What the task requires: Every entry needs to be reproduced exactly.

┌──

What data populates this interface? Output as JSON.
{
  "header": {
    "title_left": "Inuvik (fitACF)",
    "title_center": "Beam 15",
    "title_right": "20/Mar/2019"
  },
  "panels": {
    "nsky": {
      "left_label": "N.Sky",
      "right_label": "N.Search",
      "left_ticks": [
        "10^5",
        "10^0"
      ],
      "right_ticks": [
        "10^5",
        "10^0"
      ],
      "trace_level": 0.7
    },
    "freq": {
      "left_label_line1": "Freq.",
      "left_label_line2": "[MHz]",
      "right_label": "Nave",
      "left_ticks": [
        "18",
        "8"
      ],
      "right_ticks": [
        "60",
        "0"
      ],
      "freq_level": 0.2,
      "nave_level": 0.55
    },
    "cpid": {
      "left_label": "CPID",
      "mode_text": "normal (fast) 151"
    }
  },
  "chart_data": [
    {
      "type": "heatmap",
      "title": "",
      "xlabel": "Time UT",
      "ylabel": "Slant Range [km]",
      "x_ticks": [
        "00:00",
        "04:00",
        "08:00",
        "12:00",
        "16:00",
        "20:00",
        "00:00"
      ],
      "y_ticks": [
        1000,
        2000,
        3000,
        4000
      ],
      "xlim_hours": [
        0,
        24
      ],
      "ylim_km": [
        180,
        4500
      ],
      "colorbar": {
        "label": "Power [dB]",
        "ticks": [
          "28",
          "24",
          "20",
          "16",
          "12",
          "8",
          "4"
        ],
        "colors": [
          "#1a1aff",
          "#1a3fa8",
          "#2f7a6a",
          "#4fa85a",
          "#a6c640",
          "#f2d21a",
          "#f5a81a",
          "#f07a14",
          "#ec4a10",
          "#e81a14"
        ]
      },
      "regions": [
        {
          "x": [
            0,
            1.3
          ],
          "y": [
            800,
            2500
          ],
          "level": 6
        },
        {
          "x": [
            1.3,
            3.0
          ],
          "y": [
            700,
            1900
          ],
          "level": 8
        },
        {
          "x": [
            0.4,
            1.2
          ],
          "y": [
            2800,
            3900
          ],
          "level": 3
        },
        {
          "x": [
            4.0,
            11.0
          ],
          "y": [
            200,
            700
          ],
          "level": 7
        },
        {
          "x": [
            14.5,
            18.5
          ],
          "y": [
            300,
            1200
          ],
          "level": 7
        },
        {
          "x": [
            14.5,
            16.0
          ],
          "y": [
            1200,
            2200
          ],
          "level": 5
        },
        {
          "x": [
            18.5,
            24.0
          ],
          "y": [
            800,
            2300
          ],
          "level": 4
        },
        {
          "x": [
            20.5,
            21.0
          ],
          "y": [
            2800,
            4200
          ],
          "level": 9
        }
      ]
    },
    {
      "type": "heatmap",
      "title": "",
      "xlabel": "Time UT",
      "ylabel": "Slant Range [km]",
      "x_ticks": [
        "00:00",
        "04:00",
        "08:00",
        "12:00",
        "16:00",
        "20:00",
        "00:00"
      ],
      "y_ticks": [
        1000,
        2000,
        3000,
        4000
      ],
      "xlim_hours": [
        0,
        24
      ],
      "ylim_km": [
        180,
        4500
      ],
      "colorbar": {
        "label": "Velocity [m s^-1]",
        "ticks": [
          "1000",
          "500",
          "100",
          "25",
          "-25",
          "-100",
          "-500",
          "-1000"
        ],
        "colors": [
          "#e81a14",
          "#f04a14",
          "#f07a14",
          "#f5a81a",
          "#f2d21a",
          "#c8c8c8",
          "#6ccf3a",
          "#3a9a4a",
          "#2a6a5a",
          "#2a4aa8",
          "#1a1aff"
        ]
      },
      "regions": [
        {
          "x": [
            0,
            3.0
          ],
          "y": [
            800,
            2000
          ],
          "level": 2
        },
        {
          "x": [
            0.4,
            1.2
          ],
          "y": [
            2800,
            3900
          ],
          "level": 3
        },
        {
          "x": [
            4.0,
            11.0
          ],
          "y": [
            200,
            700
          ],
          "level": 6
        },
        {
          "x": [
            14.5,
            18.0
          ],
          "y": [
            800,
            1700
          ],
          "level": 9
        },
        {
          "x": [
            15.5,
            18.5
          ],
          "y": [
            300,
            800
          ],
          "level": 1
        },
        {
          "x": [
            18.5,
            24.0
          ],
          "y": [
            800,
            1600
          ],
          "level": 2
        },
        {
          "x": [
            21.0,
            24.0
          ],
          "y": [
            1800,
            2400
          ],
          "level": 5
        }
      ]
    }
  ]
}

└──

Solution to the problem:
What data populates this interface? Output as JSON.
{
  "header": {
    "title_left": "Inuvik (fitACF)",
    "title_center": "Beam 15",
    "title_right": "20/Mar/2019"
  },
  "panels": {
    "nsky": {
      "left_label": "N.Sky",
      "right_label": "N.Search",
      "left_ticks": [
        "10^5",
        "10^0"
      ],
      "right_ticks": [
        "10^5",
        "10^0"
      ],
      "trace_level": 0.7
    },
    "freq": {
      "left_label_line1": "Freq.",
      "left_label_line2": "[MHz]",
      "right_label": "Nave",
      "left_ticks": [
        "18",
        "8"
      ],
      "right_ticks": [
        "60",
        "0"
      ],
      "freq_level": 0.2,
      "nave_level": 0.55
    },
    "cpid": {
      "left_label": "CPID",
      "mode_text": "normal (fast) 151"
    }
  },
  "chart_data": [
    {
      "type": "heatmap",
      "title": "",
      "xlabel": "Time UT",
      "ylabel": "Slant Range [km]",
      "x_ticks": [
        "00:00",
        "04:00",
        "08:00",
        "12:00",
        "16:00",
        "20:00",
        "00:00"
      ],
      "y_ticks": [
        1000,
        2000,
        3000,
        4000
      ],
      "xlim_hours": [
        0,
        24
      ],
      "ylim_km": [
        180,
        4500
      ],
      "colorbar": {
        "label": "Power [dB]",
        "ticks": [
          "28",
          "24",
          "20",
          "16",
          "12",
          "8",
          "4"
        ],
        "colors": [
          "#1a1aff",
          "#1a3fa8",
          "#2f7a6a",
          "#4fa85a",
          "#a6c640",
          "#f2d21a",
          "#f5a81a",
          "#f07a14",
          "#ec4a10",
          "#e81a14"
        ]
      },
      "regions": [
        {
          "x": [
            0,
            1.3
          ],
          "y": [
            800,
            2500
          ],
          "level": 6
        },
        {
          "x": [
            1.3,
            3.0
          ],
          "y": [
            700,
            1900
          ],
          "level": 8
        },
        {
          "x": [
            0.4,
            1.2
          ],
          "y": [
            2800,
            3900
          ],
          "level": 3
        },
        {
          "x": [
            4.0,
            11.0
          ],
          "y": [
            200,
            700
          ],
          "level": 7
        },
        {
          "x": [
            14.5,
            18.5
          ],
          "y": [
            300,
            1200
          ],
          "level": 7
        },
        {
          "x": [
            14.5,
            16.0
          ],
          "y": [
            1200,
            2200
          ],
          "level": 5
        },
        {
          "x": [
            18.5,
            24.0
          ],
          "y": [
            800,
            2300
          ],
          "level": 4
        },
        {
          "x": [
            20.5,
            21.0
          ],
          "y": [
            2800,
            4200
          ],
          "level": 9
        }
      ]
    },
    {
      "type": "heatmap",
      "title": "",
      "xlabel": "Time UT",
      "ylabel": "Slant Range [km]",
      "x_ticks": [
        "00:00",
        "04:00",
        "08:00",
        "12:00",
        "16:00",
        "20:00",
        "00:00"
      ],
      "y_ticks": [
        1000,
        2000,
        3000,
        4000
      ],
      "xlim_hours": [
        0,
        24
      ],
      "ylim_km": [
        180,
        4500
      ],
      "colorbar": {
        "label": "Velocity [m s^-1]",
        "ticks": [
          "1000",
          "500",
          "100",
          "25",
          "-25",
          "-100",
          "-500",
          "-1000"
        ],
        "colors": [
          "#e81a14",
          "#f04a14",
          "#f07a14",
          "#f5a81a",
          "#f2d21a",
          "#c8c8c8",
          "#6ccf3a",
          "#3a9a4a",
          "#2a6a5a",
          "#2a4aa8",
          "#1a1aff"
        ]
      },
      "regions": [
        {
          "x": [
            0,
            3.0
          ],
          "y": [
            800,
            2000
          ],
          "level": 2
        },
        {
          "x": [
            0.4,
            1.2
          ],
          "y": [
            2800,
            3900
          ],
          "level": 3
        },
        {
          "x": [
            4.0,
            11.0
          ],
          "y": [
            200,
            700
          ],
          "level": 6
        },
        {
          "x": [
            14.5,
            18.0
          ],
          "y": [
            800,
            1700
          ],
          "level": 9
        },
        {
          "x": [
            15.5,
            18.5
          ],
          "y": [
            300,
            800
          ],
          "level": 1
        },
        {
          "x": [
            18.5,
            24.0
          ],
          "y": [
            800,
            1600
          ],
          "level": 2
        },
        {
          "x": [
            21.0,
            24.0
          ],
          "y": [
            1800,
            2400
          ],
          "level": 5
        }
      ]
    }
  ]
}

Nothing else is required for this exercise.